Take down each entry exactly as written.

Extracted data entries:
^^^^^^^^^^^^^^^^

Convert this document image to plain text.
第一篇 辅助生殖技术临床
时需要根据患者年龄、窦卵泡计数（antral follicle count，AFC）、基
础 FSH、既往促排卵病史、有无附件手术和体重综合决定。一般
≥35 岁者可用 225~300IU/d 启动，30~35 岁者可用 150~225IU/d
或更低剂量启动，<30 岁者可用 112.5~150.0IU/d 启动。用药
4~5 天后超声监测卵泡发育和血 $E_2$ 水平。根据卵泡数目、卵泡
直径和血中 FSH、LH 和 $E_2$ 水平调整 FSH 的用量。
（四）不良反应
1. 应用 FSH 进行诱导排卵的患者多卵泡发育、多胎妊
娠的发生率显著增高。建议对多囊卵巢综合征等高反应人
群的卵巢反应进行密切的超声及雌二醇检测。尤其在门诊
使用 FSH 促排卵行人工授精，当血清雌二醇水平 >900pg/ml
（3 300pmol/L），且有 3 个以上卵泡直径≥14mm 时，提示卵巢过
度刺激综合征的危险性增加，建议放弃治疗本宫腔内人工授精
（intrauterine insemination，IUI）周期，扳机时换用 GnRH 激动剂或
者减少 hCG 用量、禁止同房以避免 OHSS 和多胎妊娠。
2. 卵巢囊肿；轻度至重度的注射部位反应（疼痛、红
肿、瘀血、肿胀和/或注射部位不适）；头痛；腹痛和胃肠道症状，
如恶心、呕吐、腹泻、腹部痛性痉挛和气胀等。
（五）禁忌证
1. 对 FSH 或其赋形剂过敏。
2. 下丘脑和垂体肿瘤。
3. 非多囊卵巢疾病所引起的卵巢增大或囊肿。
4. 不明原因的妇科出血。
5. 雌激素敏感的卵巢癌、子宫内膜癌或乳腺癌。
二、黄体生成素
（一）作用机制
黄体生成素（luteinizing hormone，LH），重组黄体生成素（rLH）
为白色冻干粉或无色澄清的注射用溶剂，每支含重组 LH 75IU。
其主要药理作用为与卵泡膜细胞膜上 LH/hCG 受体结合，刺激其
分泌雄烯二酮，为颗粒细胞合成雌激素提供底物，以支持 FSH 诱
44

^^^^^^^^^^^^^^^^

* [RESULT BELOW]:
Convert this document image to plain text.
第一篇 辅助生殖技术临床
时需要根据患者年龄、窦卵泡计数（antral follicle count，AFC）、基
础 FSH、既往促排卵病史、有无附件手术和体重综合决定。一般
≥35 岁者可用 225~300IU/d 启动，30~35 岁者可用 150~225IU/d
或更低剂量启动，<30 岁者可用 112.5~150.0IU/d 启动。用药
4~5 天后超声监测卵泡发育和血 $E_2$ 水平。根据卵泡数目、卵泡
直径和血中 FSH、LH 和 $E_2$ 水平调整 FSH 的用量。
（四）不良反应
1. 应用 FSH 进行诱导排卵的患者多卵泡发育、多胎妊
娠的发生率显著增高。建议对多囊卵巢综合征等高反应人
群的卵巢反应进行密切的超声及雌二醇检测。尤其在门诊
使用 FSH 促排卵行人工授精，当血清雌二醇水平 >900pg/ml
（3 300pmol/L），且有 3 个以上卵泡直径≥14mm 时，提示卵巢过
度刺激综合征的危险性增加，建议放弃治疗本宫腔内人工授精
（intrauterine insemination，IUI）周期，扳机时换用 GnRH 激动剂或
者减少 hCG 用量、禁止同房以避免 OHSS 和多胎妊娠。
2. 卵巢囊肿；轻度至重度的注射部位反应（疼痛、红
肿、瘀血、肿胀和/或注射部位不适）；头痛；腹痛和胃肠道症状，
如恶心、呕吐、腹泻、腹部痛性痉挛和气胀等。
（五）禁忌证
1. 对 FSH 或其赋形剂过敏。
2. 下丘脑和垂体肿瘤。
3. 非多囊卵巢疾病所引起的卵巢增大或囊肿。
4. 不明原因的妇科出血。
5. 雌激素敏感的卵巢癌、子宫内膜癌或乳腺癌。
二、黄体生成素
（一）作用机制
黄体生成素（luteinizing hormone，LH），重组黄体生成素（rLH）
为白色冻干粉或无色澄清的注射用溶剂，每支含重组 LH 75IU。
其主要药理作用为与卵泡膜细胞膜上 LH/hCG 受体结合，刺激其
分泌雄烯二酮，为颗粒细胞合成雌激素提供底物，以支持 FSH 诱
44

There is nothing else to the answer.